(Recorded data)
<<<<
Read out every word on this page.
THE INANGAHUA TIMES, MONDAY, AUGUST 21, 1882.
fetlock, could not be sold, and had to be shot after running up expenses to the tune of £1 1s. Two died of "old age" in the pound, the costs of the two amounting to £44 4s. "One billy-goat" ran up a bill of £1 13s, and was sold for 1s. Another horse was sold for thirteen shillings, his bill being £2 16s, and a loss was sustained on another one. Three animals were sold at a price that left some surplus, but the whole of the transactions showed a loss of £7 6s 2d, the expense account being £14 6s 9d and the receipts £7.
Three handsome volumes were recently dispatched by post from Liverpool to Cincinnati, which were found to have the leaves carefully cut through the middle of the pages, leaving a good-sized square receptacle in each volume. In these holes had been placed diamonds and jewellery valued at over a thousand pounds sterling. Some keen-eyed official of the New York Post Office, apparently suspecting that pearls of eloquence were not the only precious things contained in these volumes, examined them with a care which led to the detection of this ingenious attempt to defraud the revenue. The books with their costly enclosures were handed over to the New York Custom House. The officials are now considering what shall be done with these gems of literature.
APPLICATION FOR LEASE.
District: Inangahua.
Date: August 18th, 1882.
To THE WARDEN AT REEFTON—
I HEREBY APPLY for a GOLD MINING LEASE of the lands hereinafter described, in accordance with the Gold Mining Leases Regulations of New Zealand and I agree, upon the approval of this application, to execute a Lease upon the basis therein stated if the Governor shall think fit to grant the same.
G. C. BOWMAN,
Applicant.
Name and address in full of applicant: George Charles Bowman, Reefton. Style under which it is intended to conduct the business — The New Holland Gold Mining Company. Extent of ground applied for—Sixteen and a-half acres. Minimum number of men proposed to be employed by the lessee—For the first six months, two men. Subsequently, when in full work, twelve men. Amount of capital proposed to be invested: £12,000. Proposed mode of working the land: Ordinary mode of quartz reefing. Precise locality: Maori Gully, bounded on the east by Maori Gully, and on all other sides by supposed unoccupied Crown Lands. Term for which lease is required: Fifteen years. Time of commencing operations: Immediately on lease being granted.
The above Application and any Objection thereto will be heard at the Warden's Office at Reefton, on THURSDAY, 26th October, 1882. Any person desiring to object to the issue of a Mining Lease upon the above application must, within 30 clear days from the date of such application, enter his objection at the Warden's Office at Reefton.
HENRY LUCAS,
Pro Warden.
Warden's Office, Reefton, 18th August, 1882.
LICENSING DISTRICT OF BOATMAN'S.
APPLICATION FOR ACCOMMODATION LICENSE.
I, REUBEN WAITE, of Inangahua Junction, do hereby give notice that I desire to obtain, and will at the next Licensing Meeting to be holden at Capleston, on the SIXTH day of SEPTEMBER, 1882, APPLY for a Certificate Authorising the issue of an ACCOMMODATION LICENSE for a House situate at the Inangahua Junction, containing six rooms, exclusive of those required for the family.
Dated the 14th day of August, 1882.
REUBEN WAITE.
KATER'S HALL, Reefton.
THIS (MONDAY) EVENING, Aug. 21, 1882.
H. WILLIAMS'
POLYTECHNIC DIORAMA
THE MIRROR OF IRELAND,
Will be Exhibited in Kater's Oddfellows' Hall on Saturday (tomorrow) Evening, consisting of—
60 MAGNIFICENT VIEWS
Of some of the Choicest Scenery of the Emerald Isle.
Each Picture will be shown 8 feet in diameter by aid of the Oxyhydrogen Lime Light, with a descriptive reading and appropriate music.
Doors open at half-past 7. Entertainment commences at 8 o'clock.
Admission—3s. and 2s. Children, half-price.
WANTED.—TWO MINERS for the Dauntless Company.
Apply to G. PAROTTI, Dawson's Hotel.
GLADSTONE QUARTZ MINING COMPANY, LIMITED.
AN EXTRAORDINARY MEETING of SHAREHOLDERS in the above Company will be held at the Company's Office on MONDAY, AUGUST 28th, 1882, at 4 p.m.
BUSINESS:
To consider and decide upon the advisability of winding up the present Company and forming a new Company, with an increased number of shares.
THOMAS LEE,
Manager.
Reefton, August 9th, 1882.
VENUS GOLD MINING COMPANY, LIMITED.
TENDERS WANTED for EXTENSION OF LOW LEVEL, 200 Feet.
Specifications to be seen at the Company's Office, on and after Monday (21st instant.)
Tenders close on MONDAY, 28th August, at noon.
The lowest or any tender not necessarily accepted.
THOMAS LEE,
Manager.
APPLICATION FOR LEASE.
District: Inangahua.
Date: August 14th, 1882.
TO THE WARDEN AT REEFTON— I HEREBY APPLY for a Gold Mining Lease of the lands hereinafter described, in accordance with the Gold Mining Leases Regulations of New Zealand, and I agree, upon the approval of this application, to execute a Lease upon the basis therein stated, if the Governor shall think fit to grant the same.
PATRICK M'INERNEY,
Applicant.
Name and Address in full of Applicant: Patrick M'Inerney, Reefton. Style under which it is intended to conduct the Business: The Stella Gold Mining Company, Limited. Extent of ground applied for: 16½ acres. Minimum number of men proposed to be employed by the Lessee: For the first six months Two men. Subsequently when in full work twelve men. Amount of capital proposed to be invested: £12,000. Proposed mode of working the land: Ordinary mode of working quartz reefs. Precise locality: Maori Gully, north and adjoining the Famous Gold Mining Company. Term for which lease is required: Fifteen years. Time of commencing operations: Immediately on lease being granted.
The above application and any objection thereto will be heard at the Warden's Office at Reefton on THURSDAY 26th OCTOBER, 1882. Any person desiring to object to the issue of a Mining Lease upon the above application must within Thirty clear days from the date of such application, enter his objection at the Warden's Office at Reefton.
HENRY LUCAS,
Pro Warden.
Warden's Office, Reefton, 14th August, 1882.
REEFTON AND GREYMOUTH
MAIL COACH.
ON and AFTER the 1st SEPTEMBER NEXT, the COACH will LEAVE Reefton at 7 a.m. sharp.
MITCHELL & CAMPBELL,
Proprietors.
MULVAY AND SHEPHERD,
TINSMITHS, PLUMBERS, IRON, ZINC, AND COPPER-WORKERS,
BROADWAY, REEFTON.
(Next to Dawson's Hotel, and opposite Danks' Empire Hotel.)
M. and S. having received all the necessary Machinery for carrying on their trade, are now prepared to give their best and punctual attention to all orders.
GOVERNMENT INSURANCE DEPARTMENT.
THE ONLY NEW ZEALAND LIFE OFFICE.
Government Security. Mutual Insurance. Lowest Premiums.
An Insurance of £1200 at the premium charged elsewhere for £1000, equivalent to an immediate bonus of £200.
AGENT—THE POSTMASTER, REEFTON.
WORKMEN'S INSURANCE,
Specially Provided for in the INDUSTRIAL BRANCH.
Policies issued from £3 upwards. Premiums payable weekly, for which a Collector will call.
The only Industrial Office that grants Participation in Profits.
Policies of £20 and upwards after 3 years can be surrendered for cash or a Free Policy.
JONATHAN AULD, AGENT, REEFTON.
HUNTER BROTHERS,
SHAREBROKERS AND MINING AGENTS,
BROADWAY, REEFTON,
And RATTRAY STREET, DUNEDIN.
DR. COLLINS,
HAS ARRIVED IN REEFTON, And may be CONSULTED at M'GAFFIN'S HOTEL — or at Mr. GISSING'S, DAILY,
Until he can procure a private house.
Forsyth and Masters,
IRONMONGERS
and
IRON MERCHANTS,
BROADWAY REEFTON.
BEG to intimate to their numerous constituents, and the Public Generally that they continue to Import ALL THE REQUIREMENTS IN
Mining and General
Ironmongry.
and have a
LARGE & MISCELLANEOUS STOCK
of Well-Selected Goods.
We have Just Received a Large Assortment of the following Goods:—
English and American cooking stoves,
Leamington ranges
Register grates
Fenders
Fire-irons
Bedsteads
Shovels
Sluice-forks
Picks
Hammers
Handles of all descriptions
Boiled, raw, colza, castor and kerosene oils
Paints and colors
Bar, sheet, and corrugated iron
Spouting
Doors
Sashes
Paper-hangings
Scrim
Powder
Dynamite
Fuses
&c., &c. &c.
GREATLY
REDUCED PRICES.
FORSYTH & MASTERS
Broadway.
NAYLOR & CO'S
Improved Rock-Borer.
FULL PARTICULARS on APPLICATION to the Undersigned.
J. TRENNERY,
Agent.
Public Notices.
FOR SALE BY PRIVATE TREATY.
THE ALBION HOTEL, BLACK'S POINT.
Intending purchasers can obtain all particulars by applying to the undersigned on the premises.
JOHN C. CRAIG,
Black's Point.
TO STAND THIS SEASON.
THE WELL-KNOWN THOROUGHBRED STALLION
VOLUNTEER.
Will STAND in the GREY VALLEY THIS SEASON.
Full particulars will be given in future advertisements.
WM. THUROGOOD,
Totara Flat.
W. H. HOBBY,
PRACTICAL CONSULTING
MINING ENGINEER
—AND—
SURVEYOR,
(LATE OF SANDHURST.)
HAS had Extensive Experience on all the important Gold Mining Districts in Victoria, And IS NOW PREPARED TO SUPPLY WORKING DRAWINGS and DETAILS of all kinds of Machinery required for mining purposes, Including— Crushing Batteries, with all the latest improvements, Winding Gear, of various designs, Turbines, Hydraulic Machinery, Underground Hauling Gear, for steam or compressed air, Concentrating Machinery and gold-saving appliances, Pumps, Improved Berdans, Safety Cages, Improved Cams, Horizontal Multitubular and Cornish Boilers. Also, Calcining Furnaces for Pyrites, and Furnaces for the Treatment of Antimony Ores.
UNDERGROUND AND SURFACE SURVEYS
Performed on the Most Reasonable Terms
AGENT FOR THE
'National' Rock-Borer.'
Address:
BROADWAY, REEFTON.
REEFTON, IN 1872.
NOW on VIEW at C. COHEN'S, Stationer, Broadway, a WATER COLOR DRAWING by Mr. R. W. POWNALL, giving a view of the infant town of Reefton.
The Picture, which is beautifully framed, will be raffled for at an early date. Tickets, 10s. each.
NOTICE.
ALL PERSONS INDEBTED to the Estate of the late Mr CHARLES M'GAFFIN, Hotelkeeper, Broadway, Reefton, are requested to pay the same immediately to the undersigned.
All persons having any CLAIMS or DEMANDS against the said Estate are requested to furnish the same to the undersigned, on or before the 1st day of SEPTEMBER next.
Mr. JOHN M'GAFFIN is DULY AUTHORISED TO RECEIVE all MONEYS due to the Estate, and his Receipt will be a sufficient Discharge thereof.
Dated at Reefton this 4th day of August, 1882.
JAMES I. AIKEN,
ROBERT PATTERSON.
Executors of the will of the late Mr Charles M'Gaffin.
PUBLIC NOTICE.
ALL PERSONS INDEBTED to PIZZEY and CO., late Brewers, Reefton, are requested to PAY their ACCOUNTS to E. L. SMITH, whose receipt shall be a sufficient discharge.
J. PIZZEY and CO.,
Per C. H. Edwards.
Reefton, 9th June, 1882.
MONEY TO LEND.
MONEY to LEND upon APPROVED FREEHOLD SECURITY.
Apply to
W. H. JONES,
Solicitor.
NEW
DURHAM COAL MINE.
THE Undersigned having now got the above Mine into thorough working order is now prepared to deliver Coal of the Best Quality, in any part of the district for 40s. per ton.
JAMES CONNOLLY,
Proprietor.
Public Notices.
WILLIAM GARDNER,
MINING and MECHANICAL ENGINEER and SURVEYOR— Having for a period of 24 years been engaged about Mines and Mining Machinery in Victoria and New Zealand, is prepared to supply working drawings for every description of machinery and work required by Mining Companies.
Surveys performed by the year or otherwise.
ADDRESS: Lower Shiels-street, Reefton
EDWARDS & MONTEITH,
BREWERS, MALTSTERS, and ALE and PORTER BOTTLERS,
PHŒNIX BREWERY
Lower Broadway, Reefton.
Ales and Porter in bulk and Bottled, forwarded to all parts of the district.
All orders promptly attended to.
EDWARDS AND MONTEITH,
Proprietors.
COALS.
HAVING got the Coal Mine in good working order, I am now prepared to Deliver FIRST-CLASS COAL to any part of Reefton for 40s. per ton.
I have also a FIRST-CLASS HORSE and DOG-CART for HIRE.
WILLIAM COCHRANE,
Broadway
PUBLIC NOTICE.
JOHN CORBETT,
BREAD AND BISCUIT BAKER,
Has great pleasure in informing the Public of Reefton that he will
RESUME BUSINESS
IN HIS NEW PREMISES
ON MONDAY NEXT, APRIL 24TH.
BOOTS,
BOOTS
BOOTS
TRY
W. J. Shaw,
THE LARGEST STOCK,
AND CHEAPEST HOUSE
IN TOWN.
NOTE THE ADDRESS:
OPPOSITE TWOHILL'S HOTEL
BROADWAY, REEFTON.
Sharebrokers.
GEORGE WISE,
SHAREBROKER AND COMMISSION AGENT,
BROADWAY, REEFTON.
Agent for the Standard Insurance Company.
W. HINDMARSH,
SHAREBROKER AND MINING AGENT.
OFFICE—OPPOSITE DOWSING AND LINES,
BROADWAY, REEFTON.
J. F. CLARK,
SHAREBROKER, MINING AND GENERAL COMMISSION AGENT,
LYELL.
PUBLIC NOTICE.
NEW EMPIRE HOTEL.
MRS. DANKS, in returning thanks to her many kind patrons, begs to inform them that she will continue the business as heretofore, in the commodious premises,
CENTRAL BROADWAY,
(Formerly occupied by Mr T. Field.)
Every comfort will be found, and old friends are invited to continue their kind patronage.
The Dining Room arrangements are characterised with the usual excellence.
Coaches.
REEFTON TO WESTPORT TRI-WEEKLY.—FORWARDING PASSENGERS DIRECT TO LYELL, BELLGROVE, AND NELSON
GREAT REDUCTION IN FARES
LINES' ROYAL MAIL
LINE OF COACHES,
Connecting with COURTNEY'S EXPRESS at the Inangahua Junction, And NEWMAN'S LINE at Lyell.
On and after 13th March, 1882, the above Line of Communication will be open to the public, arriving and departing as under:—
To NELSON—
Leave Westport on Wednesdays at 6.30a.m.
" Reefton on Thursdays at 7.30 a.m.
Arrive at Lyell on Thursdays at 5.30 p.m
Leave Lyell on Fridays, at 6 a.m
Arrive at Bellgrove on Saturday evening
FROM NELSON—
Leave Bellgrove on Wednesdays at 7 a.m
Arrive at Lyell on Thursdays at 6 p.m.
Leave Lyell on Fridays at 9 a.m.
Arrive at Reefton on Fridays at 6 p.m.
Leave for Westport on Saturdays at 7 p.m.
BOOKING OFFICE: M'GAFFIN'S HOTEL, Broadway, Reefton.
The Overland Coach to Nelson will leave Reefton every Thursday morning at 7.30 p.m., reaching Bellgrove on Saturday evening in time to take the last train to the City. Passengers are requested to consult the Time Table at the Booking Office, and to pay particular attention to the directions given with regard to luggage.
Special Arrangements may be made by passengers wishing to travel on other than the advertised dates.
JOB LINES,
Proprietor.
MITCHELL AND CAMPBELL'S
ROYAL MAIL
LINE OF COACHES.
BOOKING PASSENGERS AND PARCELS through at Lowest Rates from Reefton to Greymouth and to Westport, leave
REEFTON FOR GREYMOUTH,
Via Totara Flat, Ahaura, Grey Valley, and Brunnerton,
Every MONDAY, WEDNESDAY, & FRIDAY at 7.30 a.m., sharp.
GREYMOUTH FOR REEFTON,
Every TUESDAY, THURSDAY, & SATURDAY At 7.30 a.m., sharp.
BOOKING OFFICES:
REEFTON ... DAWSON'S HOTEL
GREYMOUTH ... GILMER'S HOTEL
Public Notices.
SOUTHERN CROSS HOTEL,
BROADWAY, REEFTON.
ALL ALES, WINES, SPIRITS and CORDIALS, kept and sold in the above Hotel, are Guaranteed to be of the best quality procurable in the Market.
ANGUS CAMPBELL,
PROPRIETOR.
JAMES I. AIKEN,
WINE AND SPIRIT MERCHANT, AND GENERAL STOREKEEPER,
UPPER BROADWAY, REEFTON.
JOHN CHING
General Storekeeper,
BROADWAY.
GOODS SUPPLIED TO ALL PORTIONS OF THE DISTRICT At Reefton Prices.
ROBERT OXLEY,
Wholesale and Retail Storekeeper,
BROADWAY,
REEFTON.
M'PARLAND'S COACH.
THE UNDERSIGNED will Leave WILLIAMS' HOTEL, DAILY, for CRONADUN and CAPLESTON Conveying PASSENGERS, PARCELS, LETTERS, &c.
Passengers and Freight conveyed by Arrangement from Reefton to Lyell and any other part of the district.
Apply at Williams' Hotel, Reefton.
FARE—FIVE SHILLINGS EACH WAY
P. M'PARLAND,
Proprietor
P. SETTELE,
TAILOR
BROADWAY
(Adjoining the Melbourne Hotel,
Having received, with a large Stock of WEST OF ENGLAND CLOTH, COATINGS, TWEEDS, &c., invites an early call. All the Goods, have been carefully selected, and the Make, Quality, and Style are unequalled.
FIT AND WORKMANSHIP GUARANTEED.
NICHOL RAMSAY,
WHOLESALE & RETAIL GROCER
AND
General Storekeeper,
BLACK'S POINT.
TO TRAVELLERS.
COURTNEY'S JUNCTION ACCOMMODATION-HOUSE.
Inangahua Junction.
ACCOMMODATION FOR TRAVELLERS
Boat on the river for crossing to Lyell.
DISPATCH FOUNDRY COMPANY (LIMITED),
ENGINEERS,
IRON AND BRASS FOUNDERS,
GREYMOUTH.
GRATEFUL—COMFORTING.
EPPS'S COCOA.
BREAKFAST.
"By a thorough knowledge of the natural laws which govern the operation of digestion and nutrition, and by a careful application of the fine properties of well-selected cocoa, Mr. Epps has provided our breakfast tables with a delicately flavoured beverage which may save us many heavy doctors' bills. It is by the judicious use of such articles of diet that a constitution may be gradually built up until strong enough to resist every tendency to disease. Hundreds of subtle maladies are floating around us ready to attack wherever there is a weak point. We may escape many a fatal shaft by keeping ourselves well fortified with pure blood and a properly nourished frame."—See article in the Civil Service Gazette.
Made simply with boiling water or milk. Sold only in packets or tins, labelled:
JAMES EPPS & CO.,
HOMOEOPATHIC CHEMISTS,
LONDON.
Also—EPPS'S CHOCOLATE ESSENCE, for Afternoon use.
>>>>
## REQUIRED TASK
Find every line containing the word "JAMES", then give the total and nothing more.

## RESULT FOR THIS TASK
4